(Set problem):
Extract the stretch of the blog post on Hamburger and White from "The George Washington" through "in a footnote.", copying it word for word.

Tuesday, October 05, 2010
"Counter-Progressive" Legal Theory?
The George Washington Law Review recently published an interesting symposium with papers commenting on two books on judicial review, one of which was this reaction by G.E. White to Philip Hamburger's book, "Law and Judicial Duty." In his comment, White characterizes the book as part of a "counter-Progressive" line of American legal history which, he claims, is "nearing the status of orthodoxy[.]" Hamburger's own contribution to the symposium says almost nothing about this characterization, except to deny it forcefully in a footnote.
The disconnect may be the result of the different tasks that Hamburger and White set for themselves. White is interested in tracing a historiographic phenomenon in legal scholarship and locating Hamburger within it. Hamburger is instead interested in discussing his claims about the nature and origins of the idea of judicial review -- he resists White's attempt to position him within any larger "counter-Progressive" movement in the history of legal ideas.

(Raw data):
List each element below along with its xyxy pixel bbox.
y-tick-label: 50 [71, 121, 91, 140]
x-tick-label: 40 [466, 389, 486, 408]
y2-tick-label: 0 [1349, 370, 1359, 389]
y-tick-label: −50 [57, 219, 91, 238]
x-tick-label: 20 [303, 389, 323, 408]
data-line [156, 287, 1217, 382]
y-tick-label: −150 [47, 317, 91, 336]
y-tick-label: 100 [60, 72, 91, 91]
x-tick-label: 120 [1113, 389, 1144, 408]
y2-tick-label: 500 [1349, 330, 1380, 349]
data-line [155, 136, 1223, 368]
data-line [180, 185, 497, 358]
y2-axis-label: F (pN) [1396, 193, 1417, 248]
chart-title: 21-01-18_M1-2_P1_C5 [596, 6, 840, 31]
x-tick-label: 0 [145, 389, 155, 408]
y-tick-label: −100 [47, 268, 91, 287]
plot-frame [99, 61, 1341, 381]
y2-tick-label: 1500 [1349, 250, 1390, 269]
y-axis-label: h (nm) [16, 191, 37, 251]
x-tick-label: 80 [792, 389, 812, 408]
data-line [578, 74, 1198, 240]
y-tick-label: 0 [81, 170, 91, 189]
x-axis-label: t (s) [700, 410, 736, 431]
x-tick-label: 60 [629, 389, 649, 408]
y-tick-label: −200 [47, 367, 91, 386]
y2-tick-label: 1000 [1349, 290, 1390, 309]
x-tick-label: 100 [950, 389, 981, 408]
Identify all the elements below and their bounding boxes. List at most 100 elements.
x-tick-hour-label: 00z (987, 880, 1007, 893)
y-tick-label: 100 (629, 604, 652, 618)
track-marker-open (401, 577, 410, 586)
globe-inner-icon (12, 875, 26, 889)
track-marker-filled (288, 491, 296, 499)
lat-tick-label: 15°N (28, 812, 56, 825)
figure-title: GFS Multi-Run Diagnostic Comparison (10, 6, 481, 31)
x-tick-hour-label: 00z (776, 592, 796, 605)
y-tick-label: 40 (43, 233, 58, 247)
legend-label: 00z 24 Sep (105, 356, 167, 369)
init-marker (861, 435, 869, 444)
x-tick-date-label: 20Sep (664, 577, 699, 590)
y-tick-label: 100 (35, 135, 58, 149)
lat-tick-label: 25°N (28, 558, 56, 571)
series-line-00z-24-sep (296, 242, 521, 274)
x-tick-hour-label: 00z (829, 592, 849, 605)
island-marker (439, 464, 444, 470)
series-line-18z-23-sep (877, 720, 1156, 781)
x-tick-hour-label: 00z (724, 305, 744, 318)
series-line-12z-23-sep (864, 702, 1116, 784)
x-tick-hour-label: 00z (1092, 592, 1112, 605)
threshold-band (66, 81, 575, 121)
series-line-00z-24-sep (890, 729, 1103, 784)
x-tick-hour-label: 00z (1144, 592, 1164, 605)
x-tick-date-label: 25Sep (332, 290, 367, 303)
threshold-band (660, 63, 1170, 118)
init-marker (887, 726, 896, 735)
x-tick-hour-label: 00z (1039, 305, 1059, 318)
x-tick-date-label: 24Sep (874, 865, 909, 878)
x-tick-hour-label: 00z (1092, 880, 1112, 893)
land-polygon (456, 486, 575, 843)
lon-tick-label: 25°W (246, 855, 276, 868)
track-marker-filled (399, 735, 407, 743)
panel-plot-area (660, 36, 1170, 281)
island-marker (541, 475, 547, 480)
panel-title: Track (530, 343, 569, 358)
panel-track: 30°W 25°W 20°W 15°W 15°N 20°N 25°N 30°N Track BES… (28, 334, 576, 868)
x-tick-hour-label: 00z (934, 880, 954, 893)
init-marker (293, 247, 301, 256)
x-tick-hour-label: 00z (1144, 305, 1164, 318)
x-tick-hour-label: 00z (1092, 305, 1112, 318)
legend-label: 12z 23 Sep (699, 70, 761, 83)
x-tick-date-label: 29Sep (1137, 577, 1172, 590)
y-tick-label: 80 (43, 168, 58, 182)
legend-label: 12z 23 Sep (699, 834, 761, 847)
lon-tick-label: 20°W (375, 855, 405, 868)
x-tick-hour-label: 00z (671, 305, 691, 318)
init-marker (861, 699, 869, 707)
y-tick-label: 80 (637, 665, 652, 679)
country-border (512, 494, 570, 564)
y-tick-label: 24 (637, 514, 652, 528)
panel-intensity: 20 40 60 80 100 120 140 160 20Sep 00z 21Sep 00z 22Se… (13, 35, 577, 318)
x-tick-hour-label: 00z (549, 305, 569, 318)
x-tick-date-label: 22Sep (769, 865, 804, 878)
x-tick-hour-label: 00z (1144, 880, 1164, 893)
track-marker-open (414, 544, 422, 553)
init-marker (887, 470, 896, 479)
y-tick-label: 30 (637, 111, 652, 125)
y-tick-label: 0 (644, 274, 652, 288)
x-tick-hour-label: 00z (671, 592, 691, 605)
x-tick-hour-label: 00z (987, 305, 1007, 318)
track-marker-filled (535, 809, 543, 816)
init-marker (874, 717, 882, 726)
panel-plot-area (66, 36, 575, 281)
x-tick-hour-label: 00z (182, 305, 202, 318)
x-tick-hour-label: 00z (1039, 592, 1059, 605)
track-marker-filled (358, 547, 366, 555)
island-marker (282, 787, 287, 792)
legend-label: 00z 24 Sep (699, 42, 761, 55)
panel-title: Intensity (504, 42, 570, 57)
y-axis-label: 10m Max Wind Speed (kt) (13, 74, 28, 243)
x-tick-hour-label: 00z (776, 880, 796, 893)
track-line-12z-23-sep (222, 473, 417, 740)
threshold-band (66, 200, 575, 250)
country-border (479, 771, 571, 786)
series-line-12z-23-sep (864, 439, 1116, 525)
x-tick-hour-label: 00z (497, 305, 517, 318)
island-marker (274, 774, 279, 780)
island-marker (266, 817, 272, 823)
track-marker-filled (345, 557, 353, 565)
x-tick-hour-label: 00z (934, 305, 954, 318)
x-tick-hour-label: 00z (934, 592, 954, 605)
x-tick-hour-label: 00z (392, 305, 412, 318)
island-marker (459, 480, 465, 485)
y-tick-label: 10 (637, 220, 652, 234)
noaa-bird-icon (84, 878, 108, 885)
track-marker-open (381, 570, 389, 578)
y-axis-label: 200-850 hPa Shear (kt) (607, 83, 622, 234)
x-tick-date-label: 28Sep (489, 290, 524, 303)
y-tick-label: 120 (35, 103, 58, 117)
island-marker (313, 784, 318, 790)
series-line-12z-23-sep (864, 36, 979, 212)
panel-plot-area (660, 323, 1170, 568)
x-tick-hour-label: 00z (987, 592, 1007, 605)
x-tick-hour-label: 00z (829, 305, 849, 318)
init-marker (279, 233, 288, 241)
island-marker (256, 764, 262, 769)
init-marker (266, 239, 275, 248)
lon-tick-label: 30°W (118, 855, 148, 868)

(Solution to the exercise):
The George Washington Law Review recently published an interesting symposium with papers commenting on two books on judicial review, one of which was this reaction by G.E. White to Philip Hamburger's book, "Law and Judicial Duty." In his comment, White characterizes the book as part of a "counter-Progressive" line of American legal history which, he claims, is "nearing the status of orthodoxy[.]" Hamburger's own contribution to the symposium says almost nothing about this characterization, except to deny it forcefully in a footnote.